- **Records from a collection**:
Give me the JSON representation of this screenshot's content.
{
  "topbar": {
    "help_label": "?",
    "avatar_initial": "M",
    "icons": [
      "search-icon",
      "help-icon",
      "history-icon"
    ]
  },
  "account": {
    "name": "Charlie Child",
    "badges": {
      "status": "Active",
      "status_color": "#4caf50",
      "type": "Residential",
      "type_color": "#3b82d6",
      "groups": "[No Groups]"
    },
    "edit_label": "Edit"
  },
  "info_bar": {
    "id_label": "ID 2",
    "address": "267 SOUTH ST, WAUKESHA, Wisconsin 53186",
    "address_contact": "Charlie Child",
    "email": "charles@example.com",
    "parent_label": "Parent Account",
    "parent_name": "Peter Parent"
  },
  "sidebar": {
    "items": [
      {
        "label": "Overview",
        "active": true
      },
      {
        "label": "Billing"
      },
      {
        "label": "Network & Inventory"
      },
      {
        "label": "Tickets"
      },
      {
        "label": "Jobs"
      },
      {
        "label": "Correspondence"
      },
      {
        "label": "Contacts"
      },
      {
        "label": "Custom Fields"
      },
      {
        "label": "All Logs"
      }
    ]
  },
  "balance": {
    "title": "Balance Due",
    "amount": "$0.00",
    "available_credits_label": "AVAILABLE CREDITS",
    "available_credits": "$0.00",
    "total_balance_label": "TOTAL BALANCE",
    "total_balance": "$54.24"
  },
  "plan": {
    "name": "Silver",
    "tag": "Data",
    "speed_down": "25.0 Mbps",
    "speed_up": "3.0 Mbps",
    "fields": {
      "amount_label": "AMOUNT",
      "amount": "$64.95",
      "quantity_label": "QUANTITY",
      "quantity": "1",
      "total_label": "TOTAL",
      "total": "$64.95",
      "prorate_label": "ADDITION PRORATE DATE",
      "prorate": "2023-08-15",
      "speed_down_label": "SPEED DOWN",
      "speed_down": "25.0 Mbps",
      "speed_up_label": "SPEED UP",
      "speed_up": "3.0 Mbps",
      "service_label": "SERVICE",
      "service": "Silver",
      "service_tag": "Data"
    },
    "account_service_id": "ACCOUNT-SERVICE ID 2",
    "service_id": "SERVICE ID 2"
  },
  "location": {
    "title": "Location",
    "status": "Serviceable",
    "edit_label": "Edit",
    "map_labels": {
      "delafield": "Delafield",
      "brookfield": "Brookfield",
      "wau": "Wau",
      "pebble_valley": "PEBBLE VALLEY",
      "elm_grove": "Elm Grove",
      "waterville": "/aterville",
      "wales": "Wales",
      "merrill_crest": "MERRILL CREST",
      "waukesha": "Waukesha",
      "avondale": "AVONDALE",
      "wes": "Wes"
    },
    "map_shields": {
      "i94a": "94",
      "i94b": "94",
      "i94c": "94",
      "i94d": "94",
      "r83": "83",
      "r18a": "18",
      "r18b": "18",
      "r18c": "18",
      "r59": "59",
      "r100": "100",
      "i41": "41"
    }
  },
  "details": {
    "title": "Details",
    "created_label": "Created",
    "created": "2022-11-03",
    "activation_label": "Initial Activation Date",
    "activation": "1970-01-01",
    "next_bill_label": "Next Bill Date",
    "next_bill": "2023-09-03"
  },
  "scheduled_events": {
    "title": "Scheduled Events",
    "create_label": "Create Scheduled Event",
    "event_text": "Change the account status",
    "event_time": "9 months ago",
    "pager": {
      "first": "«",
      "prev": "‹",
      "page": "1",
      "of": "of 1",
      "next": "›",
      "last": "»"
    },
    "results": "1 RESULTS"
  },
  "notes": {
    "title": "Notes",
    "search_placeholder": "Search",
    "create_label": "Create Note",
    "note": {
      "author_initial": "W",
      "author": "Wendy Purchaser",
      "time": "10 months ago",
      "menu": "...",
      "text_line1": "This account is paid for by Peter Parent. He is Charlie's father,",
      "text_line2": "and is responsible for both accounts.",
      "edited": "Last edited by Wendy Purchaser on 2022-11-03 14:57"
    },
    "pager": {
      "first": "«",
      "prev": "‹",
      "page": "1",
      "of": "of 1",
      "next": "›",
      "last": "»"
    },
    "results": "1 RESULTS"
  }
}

- **Do this**: Repeat the listing in full, keeping every line exactly as it is.

- **Response**:
Give me the JSON representation of this screenshot's content.
{
  "topbar": {
    "help_label": "?",
    "avatar_initial": "M",
    "icons": [
      "search-icon",
      "help-icon",
      "history-icon"
    ]
  },
  "account": {
    "name": "Charlie Child",
    "badges": {
      "status": "Active",
      "status_color": "#4caf50",
      "type": "Residential",
      "type_color": "#3b82d6",
      "groups": "[No Groups]"
    },
    "edit_label": "Edit"
  },
  "info_bar": {
    "id_label": "ID 2",
    "address": "267 SOUTH ST, WAUKESHA, Wisconsin 53186",
    "address_contact": "Charlie Child",
    "email": "charles@example.com",
    "parent_label": "Parent Account",
    "parent_name": "Peter Parent"
  },
  "sidebar": {
    "items": [
      {
        "label": "Overview",
        "active": true
      },
      {
        "label": "Billing"
      },
      {
        "label": "Network & Inventory"
      },
      {
        "label": "Tickets"
      },
      {
        "label": "Jobs"
      },
      {
        "label": "Correspondence"
      },
      {
        "label": "Contacts"
      },
      {
        "label": "Custom Fields"
      },
      {
        "label": "All Logs"
      }
    ]
  },
  "balance": {
    "title": "Balance Due",
    "amount": "$0.00",
    "available_credits_label": "AVAILABLE CREDITS",
    "available_credits": "$0.00",
    "total_balance_label": "TOTAL BALANCE",
    "total_balance": "$54.24"
  },
  "plan": {
    "name": "Silver",
    "tag": "Data",
    "speed_down": "25.0 Mbps",
    "speed_up": "3.0 Mbps",
    "fields": {
      "amount_label": "AMOUNT",
      "amount": "$64.95",
      "quantity_label": "QUANTITY",
      "quantity": "1",
      "total_label": "TOTAL",
      "total": "$64.95",
      "prorate_label": "ADDITION PRORATE DATE",
      "prorate": "2023-08-15",
      "speed_down_label": "SPEED DOWN",
      "speed_down": "25.0 Mbps",
      "speed_up_label": "SPEED UP",
      "speed_up": "3.0 Mbps",
      "service_label": "SERVICE",
      "service": "Silver",
      "service_tag": "Data"
    },
    "account_service_id": "ACCOUNT-SERVICE ID 2",
    "service_id": "SERVICE ID 2"
  },
  "location": {
    "title": "Location",
    "status": "Serviceable",
    "edit_label": "Edit",
    "map_labels": {
      "delafield": "Delafield",
      "brookfield": "Brookfield",
      "wau": "Wau",
      "pebble_valley": "PEBBLE VALLEY",
      "elm_grove": "Elm Grove",
      "waterville": "/aterville",
      "wales": "Wales",
      "merrill_crest": "MERRILL CREST",
      "waukesha": "Waukesha",
      "avondale": "AVONDALE",
      "wes": "Wes"
    },
    "map_shields": {
      "i94a": "94",
      "i94b": "94",
      "i94c": "94",
      "i94d": "94",
      "r83": "83",
      "r18a": "18",
      "r18b": "18",
      "r18c": "18",
      "r59": "59",
      "r100": "100",
      "i41": "41"
    }
  },
  "details": {
    "title": "Details",
    "created_label": "Created",
    "created": "2022-11-03",
    "activation_label": "Initial Activation Date",
    "activation": "1970-01-01",
    "next_bill_label": "Next Bill Date",
    "next_bill": "2023-09-03"
  },
  "scheduled_events": {
    "title": "Scheduled Events",
    "create_label": "Create Scheduled Event",
    "event_text": "Change the account status",
    "event_time": "9 months ago",
    "pager": {
      "first": "«",
      "prev": "‹",
      "page": "1",
      "of": "of 1",
      "next": "›",
      "last": "»"
    },
    "results": "1 RESULTS"
  },
  "notes": {
    "title": "Notes",
    "search_placeholder": "Search",
    "create_label": "Create Note",
    "note": {
      "author_initial": "W",
      "author": "Wendy Purchaser",
      "time": "10 months ago",
      "menu": "...",
      "text_line1": "This account is paid for by Peter Parent. He is Charlie's father,",
      "text_line2": "and is responsible for both accounts.",
      "edited": "Last edited by Wendy Purchaser on 2022-11-03 14:57"
    },
    "pager": {
      "first": "«",
      "prev": "‹",
      "page": "1",
      "of": "of 1",
      "next": "›",
      "last": "»"
    },
    "results": "1 RESULTS"
  }
}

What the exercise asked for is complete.